Source records
____________________

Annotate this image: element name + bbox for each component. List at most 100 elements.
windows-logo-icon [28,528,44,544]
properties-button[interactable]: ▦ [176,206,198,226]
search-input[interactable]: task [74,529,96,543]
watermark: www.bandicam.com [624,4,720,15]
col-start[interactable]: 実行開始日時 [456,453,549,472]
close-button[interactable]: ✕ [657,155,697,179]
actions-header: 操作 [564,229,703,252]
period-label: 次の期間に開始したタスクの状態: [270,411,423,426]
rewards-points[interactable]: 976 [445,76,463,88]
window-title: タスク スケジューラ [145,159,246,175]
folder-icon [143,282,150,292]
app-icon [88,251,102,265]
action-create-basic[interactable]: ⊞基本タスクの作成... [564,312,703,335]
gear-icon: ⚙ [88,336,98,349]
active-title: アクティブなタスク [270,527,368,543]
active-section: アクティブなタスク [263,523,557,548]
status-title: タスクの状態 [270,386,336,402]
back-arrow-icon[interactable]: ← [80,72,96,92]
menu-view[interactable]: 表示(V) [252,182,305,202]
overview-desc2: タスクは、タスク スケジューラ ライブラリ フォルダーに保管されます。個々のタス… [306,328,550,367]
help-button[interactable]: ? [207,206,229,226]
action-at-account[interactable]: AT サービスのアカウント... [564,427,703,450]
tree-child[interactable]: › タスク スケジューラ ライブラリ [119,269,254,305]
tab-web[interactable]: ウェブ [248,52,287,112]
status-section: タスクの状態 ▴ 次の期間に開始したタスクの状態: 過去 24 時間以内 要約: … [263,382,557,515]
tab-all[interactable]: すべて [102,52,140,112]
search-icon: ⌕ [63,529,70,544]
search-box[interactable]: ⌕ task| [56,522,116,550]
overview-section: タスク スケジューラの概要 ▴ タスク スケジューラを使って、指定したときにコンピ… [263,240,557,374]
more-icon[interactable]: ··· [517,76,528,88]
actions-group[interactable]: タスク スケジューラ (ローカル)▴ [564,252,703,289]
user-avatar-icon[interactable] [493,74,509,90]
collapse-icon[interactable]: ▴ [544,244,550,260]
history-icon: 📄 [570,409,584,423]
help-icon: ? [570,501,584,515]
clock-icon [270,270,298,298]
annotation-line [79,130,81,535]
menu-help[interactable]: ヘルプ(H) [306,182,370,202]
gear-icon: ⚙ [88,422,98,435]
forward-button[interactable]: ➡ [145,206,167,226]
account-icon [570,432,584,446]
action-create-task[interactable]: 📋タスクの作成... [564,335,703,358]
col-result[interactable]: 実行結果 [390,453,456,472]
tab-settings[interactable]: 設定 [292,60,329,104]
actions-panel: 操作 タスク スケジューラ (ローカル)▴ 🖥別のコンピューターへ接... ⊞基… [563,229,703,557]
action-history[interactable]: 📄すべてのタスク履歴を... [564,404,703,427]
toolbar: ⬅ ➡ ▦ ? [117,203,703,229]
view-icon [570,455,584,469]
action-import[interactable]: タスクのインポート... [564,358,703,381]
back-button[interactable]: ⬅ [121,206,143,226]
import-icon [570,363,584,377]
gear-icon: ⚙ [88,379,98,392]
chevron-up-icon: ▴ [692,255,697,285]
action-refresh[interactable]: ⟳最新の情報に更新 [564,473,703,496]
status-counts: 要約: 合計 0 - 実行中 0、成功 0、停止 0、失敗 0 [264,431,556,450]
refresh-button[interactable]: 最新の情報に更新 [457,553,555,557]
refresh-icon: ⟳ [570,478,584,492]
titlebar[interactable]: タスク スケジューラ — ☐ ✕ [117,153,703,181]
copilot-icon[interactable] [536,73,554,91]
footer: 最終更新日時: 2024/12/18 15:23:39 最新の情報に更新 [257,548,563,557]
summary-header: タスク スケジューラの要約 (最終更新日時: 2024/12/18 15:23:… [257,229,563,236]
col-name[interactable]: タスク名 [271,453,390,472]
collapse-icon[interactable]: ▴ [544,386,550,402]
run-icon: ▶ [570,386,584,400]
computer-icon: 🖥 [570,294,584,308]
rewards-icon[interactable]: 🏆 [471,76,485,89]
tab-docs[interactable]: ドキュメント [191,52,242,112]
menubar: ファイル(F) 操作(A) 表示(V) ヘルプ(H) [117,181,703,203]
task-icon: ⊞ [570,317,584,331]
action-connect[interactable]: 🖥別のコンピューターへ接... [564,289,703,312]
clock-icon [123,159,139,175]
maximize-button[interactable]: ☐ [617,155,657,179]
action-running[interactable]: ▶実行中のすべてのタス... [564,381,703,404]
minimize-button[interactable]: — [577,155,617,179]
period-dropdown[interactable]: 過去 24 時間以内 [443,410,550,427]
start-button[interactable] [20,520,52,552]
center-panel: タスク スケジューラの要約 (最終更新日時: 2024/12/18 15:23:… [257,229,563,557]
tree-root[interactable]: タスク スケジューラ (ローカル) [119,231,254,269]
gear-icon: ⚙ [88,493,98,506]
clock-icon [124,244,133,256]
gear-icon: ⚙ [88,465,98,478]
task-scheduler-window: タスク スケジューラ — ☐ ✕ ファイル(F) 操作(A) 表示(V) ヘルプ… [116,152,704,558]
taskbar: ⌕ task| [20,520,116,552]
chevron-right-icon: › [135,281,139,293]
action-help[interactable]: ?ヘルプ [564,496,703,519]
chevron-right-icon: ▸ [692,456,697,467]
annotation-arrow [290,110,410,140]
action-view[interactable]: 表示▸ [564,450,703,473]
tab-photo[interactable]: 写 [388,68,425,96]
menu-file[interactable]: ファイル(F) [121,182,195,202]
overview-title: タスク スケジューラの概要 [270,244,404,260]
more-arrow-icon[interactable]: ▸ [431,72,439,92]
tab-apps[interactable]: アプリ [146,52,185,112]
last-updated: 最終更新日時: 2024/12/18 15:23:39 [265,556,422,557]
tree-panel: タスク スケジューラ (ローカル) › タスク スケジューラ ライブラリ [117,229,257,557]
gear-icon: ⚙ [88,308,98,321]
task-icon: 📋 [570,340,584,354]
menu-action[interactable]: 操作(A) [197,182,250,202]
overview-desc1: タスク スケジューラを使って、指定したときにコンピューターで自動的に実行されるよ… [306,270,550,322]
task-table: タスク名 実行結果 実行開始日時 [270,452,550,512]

____________________

Copy the entries above verbatim, starting at the first line and ending with the line that contains "watermark: www.bandicam.com [624,4,720,15]". Include both of those lines.

Annotate this image: element name + bbox for each component. List at most 100 elements.
windows-logo-icon [28,528,44,544]
properties-button[interactable]: ▦ [176,206,198,226]
search-input[interactable]: task [74,529,96,543]
watermark: www.bandicam.com [624,4,720,15]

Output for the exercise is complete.